Written instruction 1. Retype the part of the forum thread about the crazed acrylic tank between "Has anyone else" and "preferred way to go?", inclusive.

Source passage.
# [Wet Thumb Forum]-Acrylic tank risk of bursting? Thoughts?



## motifone (Apr 7, 2005)

Hi All

My 29 gallon tall (24x12x24) acrylic tank of 4 - 5 years is starting to show some questionable age. Specifically, in the front panel of the aquarium are a bunch of fine 5mm lines that look like scratches (or, dare I say micro cracks). I have learned that these are not really scratches because they reside within the thickness of the acrylic. Rather, these micro fissures are referred to as "crazing". A google search for "crazing" returned results that said, generally crazing doesn't pose a big risk, but should it spread, it could imply that the tank might eventually give away. Over the years, I've noticed increased crazing (more marks). Aside from the threat of a burst, it's just not a pretty sight to see at certain angles in the light either. I only use acrylic cleaners to clean the tank.

Has anyone else experienced this with acrylic? I'm wondering if I should replace the tank, because it's a mild eye sore and the threat of failure. I'm about to aquascape the tank with plants and it would be better to do this now than later. I'm hesitant to buy another acrylic tank because of this flaw, unless it has a really long warranty. Any reliable brands recommended? Or is glass the preferred way to go?

thanks
steve


----------



## motifone (Apr 7, 2005)

Hi All

My 29 gallon tall (24x12x24) acrylic tank of 4 - 5 years is starting to show some questionable age. Specifically, in the front panel of the aquarium are a bunch of fine 5mm lines that look like scratches (or, dare I say micro cracks). I have learned that these are not really scratches because they reside within the thickness of the acrylic. Rather, these micro fissures are referred to as "crazing". A google search for "crazing" returned results that said, generally crazing doesn't pose a big risk, but should it spread, it could imply that the tank might eventually give away. Over the years, I've noticed increased crazing (more marks). Aside from the threat of a burst, it's just not a pretty sight to see at certain angles in the light either. I only use acrylic cleaners to clean the tank.

[Source records]
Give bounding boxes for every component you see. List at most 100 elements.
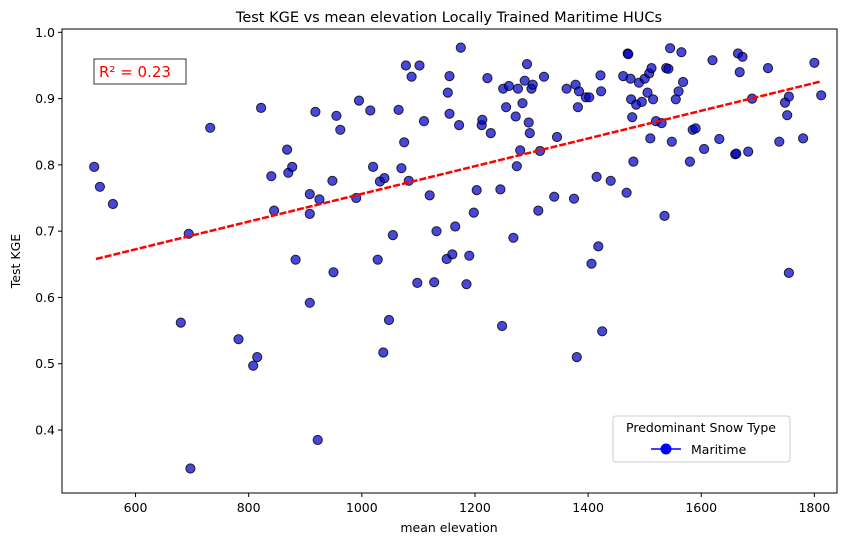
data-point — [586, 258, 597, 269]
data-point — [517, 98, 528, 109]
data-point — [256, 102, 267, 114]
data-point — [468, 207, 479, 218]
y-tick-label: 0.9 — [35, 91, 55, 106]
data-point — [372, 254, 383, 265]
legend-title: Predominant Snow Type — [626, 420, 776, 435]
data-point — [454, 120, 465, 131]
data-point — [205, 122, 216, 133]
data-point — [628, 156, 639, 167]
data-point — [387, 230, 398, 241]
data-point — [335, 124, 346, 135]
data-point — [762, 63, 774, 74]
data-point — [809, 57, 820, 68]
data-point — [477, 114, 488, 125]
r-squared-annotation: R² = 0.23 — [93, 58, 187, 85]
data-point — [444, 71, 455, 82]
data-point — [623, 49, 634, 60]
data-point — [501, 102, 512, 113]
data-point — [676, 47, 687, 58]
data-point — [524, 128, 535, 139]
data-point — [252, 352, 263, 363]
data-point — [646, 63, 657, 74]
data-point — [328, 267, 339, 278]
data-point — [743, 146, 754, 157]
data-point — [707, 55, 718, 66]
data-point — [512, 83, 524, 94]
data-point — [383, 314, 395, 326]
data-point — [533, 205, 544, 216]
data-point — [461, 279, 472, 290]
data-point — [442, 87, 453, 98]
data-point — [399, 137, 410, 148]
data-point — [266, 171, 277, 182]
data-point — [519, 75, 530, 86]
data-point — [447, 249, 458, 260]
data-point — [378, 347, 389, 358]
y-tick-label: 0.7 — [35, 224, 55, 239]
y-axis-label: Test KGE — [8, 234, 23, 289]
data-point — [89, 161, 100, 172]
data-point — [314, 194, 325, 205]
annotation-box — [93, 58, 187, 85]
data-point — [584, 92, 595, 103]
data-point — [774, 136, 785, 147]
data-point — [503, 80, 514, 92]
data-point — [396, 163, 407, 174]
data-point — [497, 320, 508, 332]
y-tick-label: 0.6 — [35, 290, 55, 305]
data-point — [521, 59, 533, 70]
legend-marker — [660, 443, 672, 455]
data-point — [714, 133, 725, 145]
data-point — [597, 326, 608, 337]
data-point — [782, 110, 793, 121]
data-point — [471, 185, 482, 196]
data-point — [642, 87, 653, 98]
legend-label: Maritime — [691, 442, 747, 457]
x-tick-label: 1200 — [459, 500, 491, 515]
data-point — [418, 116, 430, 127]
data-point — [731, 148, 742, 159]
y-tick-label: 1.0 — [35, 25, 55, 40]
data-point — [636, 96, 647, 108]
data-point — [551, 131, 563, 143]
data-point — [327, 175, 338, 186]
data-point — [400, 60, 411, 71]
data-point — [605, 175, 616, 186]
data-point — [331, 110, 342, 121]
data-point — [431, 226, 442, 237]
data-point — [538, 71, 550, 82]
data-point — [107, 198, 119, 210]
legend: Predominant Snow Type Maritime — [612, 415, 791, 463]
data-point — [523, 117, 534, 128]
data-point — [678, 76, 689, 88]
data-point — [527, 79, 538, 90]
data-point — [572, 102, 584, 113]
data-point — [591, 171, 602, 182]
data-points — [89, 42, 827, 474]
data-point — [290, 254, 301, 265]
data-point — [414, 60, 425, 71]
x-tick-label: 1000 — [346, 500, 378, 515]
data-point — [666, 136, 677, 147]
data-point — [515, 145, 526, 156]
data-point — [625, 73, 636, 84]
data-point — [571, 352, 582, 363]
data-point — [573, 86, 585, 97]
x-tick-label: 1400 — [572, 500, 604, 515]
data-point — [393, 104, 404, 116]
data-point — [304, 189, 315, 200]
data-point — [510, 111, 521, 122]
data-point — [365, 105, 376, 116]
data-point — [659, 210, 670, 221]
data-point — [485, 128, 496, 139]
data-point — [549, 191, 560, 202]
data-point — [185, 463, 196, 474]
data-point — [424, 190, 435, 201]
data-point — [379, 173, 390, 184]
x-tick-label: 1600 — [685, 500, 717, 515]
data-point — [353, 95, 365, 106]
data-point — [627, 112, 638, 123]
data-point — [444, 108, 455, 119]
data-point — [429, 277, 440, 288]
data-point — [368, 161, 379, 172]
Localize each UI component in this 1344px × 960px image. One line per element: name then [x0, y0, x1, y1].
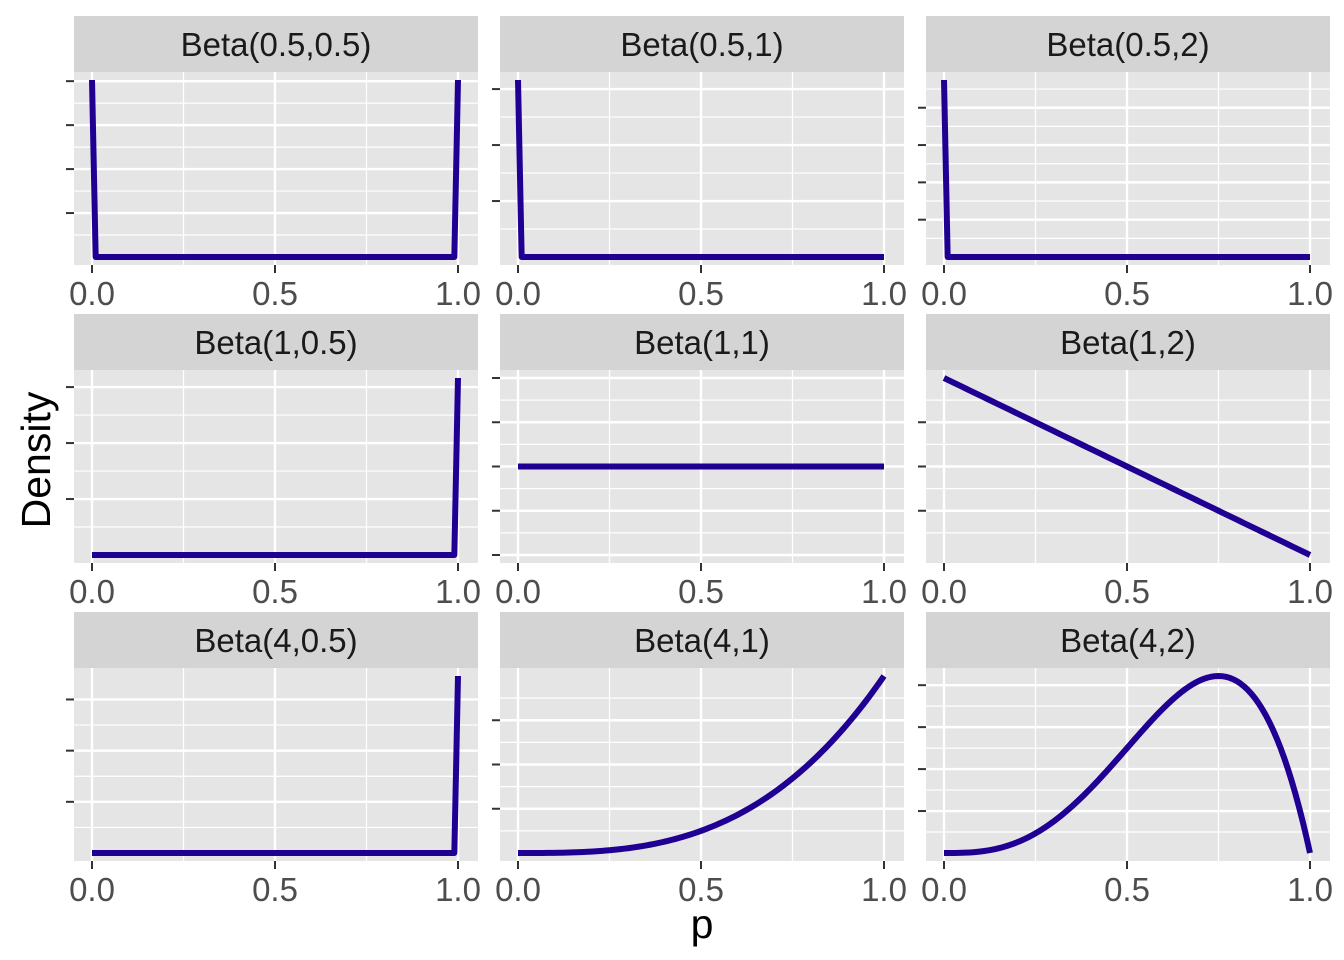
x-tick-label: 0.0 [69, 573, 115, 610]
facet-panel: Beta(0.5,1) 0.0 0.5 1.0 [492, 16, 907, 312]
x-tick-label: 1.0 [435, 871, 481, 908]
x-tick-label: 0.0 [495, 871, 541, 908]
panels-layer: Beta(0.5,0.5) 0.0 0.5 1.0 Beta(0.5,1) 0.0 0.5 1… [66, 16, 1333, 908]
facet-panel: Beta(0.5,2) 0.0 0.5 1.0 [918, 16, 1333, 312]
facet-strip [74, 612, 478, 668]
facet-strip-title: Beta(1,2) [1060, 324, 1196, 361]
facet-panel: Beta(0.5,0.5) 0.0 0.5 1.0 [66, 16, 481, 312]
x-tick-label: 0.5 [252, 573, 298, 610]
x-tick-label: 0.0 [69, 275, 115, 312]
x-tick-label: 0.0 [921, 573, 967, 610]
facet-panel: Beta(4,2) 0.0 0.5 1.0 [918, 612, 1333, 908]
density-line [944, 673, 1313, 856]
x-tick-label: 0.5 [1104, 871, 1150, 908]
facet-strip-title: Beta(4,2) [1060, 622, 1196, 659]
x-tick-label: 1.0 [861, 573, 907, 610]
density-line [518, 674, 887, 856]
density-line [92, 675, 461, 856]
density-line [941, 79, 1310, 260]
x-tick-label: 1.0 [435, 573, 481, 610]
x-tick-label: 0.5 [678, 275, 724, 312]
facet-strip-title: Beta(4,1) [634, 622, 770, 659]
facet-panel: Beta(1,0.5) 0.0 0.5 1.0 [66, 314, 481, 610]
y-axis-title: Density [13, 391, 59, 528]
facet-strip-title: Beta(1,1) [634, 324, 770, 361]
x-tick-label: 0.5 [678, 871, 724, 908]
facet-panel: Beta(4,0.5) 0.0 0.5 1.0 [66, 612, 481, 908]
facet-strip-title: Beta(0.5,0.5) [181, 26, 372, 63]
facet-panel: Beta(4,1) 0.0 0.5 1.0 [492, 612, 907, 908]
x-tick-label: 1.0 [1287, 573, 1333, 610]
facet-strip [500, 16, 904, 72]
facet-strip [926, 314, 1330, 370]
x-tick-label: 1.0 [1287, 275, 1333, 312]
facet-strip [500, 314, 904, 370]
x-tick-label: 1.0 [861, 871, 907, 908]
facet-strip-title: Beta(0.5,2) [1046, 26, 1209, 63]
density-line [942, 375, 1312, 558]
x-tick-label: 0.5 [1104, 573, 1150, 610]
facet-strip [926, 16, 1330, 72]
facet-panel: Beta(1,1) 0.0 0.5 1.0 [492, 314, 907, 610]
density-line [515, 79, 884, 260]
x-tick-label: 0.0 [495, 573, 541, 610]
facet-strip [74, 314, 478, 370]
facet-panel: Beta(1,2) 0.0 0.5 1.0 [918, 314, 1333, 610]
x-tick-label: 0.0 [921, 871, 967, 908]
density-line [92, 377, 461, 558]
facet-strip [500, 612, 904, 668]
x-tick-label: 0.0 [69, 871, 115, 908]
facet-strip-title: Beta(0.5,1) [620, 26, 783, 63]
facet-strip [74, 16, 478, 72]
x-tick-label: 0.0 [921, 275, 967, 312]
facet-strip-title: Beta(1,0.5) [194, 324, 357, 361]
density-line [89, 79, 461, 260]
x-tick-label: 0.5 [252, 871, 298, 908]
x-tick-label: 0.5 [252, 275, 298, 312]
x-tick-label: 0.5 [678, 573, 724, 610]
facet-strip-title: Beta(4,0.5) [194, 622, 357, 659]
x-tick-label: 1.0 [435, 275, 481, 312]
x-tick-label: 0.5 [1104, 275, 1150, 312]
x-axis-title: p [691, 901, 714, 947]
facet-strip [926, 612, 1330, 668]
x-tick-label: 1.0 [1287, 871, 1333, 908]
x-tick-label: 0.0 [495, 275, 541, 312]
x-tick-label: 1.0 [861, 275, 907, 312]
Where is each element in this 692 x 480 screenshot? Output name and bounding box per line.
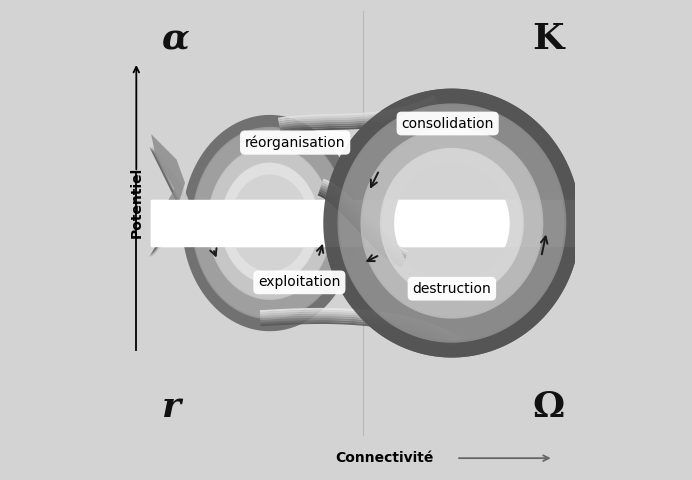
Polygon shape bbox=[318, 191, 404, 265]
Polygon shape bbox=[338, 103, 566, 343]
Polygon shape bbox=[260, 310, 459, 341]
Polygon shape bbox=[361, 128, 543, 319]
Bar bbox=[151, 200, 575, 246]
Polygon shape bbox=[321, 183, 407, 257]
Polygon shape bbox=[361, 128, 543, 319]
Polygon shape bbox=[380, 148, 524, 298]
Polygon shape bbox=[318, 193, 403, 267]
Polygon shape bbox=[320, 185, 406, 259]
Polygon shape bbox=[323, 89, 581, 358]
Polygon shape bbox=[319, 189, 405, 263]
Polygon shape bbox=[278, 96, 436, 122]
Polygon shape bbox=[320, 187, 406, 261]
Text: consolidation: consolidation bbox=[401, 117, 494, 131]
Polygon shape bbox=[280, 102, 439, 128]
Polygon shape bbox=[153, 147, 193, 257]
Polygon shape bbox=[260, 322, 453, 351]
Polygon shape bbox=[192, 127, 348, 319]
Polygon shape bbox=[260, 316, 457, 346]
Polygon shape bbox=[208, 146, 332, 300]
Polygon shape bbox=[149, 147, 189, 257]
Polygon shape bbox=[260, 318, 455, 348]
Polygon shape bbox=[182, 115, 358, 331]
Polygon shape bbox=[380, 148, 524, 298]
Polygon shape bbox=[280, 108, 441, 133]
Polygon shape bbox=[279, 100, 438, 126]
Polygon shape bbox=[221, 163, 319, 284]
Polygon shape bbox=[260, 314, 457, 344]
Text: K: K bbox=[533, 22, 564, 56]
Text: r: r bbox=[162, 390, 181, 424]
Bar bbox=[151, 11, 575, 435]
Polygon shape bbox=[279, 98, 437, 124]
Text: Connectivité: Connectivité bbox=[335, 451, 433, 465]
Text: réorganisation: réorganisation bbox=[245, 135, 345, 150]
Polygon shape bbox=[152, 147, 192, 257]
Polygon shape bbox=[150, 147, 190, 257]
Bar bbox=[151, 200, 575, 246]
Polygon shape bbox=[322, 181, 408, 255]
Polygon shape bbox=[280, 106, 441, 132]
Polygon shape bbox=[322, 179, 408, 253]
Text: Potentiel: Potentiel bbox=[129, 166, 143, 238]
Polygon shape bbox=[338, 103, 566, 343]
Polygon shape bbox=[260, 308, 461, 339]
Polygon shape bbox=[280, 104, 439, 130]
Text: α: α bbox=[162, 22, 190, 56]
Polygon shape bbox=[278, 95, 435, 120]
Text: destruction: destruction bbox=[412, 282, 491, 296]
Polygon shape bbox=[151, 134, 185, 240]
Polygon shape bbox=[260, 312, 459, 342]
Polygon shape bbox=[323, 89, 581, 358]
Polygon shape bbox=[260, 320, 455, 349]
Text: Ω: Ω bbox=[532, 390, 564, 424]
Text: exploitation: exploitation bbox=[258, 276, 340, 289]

Written instruction 2. Echo the lines of the source records between the lines holding "data-point — [586, 258, 597, 269]" and "data-point — [418, 116, 430, 127]", inclusive.

Right answer 1.
Has anyone else experienced this with acrylic? I'm wondering if I should replace the tank, because it's a mild eye sore and the threat of failure. I'm about to aquascape the tank with plants and it would be better to do this now than later. I'm hesitant to buy another acrylic tank because of this flaw, unless it has a really long warranty. Any reliable brands recommended? Or is glass the preferred way to go?

Right answer 2.
data-point — [586, 258, 597, 269]
data-point — [517, 98, 528, 109]
data-point — [256, 102, 267, 114]
data-point — [468, 207, 479, 218]
y-tick-label: 0.9 — [35, 91, 55, 106]
data-point — [372, 254, 383, 265]
legend-title: Predominant Snow Type — [626, 420, 776, 435]
data-point — [454, 120, 465, 131]
data-point — [205, 122, 216, 133]
data-point — [628, 156, 639, 167]
data-point — [387, 230, 398, 241]
data-point — [335, 124, 346, 135]
data-point — [762, 63, 774, 74]
data-point — [809, 57, 820, 68]
data-point — [477, 114, 488, 125]
r-squared-annotation: R² = 0.23 — [93, 58, 187, 85]
data-point — [444, 71, 455, 82]
data-point — [623, 49, 634, 60]
data-point — [501, 102, 512, 113]
data-point — [676, 47, 687, 58]
data-point — [524, 128, 535, 139]
data-point — [252, 352, 263, 363]
data-point — [646, 63, 657, 74]
data-point — [328, 267, 339, 278]
data-point — [743, 146, 754, 157]
data-point — [707, 55, 718, 66]
data-point — [512, 83, 524, 94]
data-point — [383, 314, 395, 326]
data-point — [533, 205, 544, 216]
data-point — [461, 279, 472, 290]
data-point — [442, 87, 453, 98]
data-point — [399, 137, 410, 148]
data-point — [266, 171, 277, 182]
data-point — [519, 75, 530, 86]
data-point — [447, 249, 458, 260]
data-point — [378, 347, 389, 358]
y-tick-label: 0.7 — [35, 224, 55, 239]
y-axis-label: Test KGE — [8, 234, 23, 289]
data-point — [89, 161, 100, 172]
data-point — [314, 194, 325, 205]
annotation-box — [93, 58, 187, 85]
data-point — [584, 92, 595, 103]
data-point — [774, 136, 785, 147]
data-point — [503, 80, 514, 92]
data-point — [396, 163, 407, 174]
data-point — [497, 320, 508, 332]
y-tick-label: 0.6 — [35, 290, 55, 305]
data-point — [521, 59, 533, 70]
legend-marker — [660, 443, 672, 455]
data-point — [714, 133, 725, 145]
data-point — [597, 326, 608, 337]
data-point — [782, 110, 793, 121]
data-point — [471, 185, 482, 196]
data-point — [642, 87, 653, 98]
legend-label: Maritime — [691, 442, 747, 457]
x-tick-label: 1200 — [459, 500, 491, 515]
data-point — [418, 116, 430, 127]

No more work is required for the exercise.